Return each line of the records holding the string "있습니다".
::: Exercise materials :::
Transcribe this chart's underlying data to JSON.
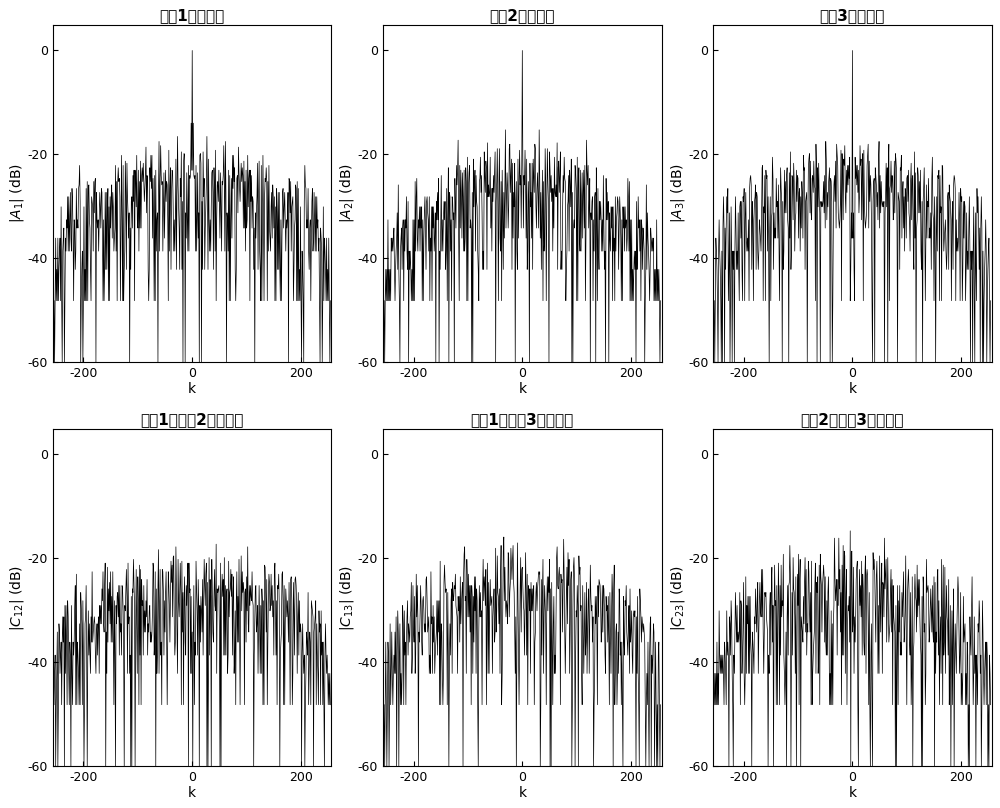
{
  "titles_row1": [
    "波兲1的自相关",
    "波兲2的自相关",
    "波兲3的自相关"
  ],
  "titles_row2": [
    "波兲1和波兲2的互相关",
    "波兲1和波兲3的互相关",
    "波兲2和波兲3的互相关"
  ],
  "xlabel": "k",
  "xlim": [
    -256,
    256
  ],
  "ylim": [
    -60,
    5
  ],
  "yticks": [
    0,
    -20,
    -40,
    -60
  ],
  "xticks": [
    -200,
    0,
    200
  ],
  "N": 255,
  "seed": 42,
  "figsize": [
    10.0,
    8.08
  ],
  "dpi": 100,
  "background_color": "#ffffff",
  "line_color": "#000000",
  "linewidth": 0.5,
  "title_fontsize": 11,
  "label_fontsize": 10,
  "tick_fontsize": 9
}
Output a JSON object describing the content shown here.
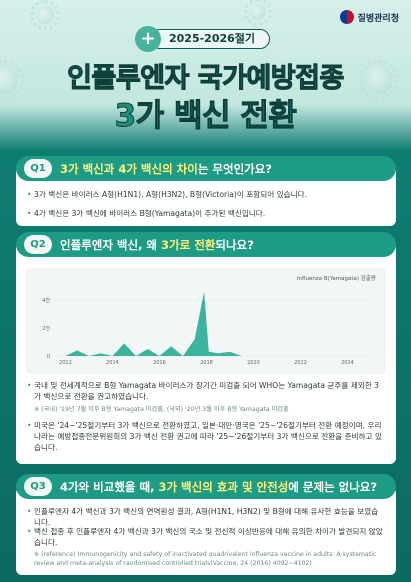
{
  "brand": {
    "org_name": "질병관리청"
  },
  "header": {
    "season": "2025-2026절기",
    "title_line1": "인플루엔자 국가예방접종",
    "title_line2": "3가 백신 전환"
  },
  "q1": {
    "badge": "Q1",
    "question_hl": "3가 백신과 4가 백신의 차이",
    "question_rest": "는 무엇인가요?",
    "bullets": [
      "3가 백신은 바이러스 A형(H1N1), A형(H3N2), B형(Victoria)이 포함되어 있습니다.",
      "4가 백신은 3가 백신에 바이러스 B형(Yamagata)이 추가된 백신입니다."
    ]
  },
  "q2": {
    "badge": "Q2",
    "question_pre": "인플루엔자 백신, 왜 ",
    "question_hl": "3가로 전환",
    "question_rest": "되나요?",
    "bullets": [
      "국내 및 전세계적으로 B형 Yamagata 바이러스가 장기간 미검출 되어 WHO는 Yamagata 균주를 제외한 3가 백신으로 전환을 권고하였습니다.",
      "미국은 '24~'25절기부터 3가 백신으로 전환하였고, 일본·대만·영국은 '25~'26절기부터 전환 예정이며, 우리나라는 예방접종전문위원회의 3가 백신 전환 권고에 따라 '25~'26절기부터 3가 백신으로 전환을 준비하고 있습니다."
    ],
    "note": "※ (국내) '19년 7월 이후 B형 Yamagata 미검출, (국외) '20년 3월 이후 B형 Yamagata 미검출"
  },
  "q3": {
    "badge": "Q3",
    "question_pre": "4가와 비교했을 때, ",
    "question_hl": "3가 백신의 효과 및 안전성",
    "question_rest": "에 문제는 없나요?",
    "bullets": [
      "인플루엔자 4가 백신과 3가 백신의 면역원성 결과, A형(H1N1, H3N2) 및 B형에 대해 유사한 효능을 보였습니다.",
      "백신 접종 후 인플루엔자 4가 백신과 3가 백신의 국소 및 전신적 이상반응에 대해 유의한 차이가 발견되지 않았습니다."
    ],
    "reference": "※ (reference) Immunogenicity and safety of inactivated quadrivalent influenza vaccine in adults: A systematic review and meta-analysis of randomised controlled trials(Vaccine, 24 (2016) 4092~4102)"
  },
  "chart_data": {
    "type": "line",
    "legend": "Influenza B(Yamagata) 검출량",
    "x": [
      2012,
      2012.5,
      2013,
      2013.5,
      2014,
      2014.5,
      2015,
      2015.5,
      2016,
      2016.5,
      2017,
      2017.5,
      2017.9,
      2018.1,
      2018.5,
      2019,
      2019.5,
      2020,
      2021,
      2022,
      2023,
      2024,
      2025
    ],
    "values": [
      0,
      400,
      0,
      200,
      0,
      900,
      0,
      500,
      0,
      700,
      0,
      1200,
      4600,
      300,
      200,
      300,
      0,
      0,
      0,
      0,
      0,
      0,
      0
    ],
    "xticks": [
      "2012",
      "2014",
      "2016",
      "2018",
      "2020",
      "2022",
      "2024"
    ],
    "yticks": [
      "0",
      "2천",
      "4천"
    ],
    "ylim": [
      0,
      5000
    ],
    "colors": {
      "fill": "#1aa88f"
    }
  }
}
:::
* _Task output_:
      "3가 백신은 바이러스 A형(H1N1), A형(H3N2), B형(Victoria)이 포함되어 있습니다.",
      "미국은 '24~'25절기부터 3가 백신으로 전환하였고, 일본·대만·영국은 '25~'26절기부터 전환 예정이며, 우리나라는 예방접종전문위원회의 3가 백신 전환 권고에 따라 '25~'26절기부터 3가 백신으로 전환을 준비하고 있습니다."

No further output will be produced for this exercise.